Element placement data

********************

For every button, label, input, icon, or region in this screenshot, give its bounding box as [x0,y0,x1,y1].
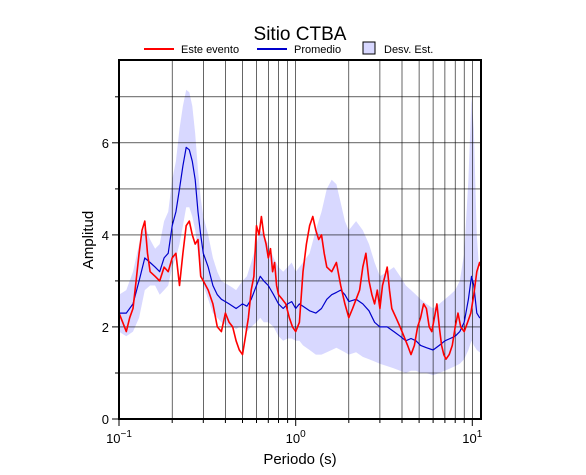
series-line-event [118,215,482,361]
series-line-mean [119,146,481,351]
legend-label-event: Este evento [181,44,239,56]
legend: Este evento Promedio Desv. Est. [144,41,433,56]
legend-label-mean: Promedio [294,44,341,56]
y-tick-label: 6 [102,136,109,151]
y-axis-label: Amplitud [80,211,97,269]
y-tick-label: 4 [102,228,109,243]
std-dev-band-layer [119,89,481,376]
x-tick-label: 100 [286,429,306,446]
y-tick-label: 2 [102,320,109,335]
plot-frame [118,59,482,420]
chart-title: Sitio CTBA [254,24,347,45]
series-layer [118,146,482,361]
y-tick-label: 0 [102,412,109,427]
tick-layer [112,96,473,426]
std-dev-band [119,89,481,376]
x-axis-label: Periodo (s) [263,451,336,468]
legend-swatch-band [362,41,376,55]
x-tick-label: 10−1 [106,429,132,446]
grid-layer [118,60,481,419]
x-tick-label: 101 [462,429,482,446]
tick-label-layer: 0 2 4 6 10−1 100 101 [102,136,483,446]
legend-label-band: Desv. Est. [384,44,433,56]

********************

Short task
Please update all of the entries above by replacing "y-tick-label" with "y-axis-tick-label" everywhere it occurs and leaving everything else unchanged. Omit the pictures from your answer.

Expected output
For every button, label, input, icon, or region in this screenshot, give its bounding box as [x0,y0,x1,y1].
series-line-event [118,215,482,361]
series-line-mean [119,146,481,351]
legend-label-event: Este evento [181,44,239,56]
legend: Este evento Promedio Desv. Est. [144,41,433,56]
legend-label-mean: Promedio [294,44,341,56]
y-axis-tick-label: 6 [102,136,109,151]
y-axis-label: Amplitud [80,211,97,269]
y-axis-tick-label: 4 [102,228,109,243]
std-dev-band-layer [119,89,481,376]
x-tick-label: 100 [286,429,306,446]
y-axis-tick-label: 2 [102,320,109,335]
plot-frame [118,59,482,420]
chart-title: Sitio CTBA [254,24,347,45]
series-layer [118,146,482,361]
y-axis-tick-label: 0 [102,412,109,427]
tick-layer [112,96,473,426]
std-dev-band [119,89,481,376]
x-axis-label: Periodo (s) [263,451,336,468]
legend-swatch-band [362,41,376,55]
x-tick-label: 10−1 [106,429,132,446]
grid-layer [118,60,481,419]
x-tick-label: 101 [462,429,482,446]
tick-label-layer: 0 2 4 6 10−1 100 101 [102,136,483,446]
legend-label-band: Desv. Est. [384,44,433,56]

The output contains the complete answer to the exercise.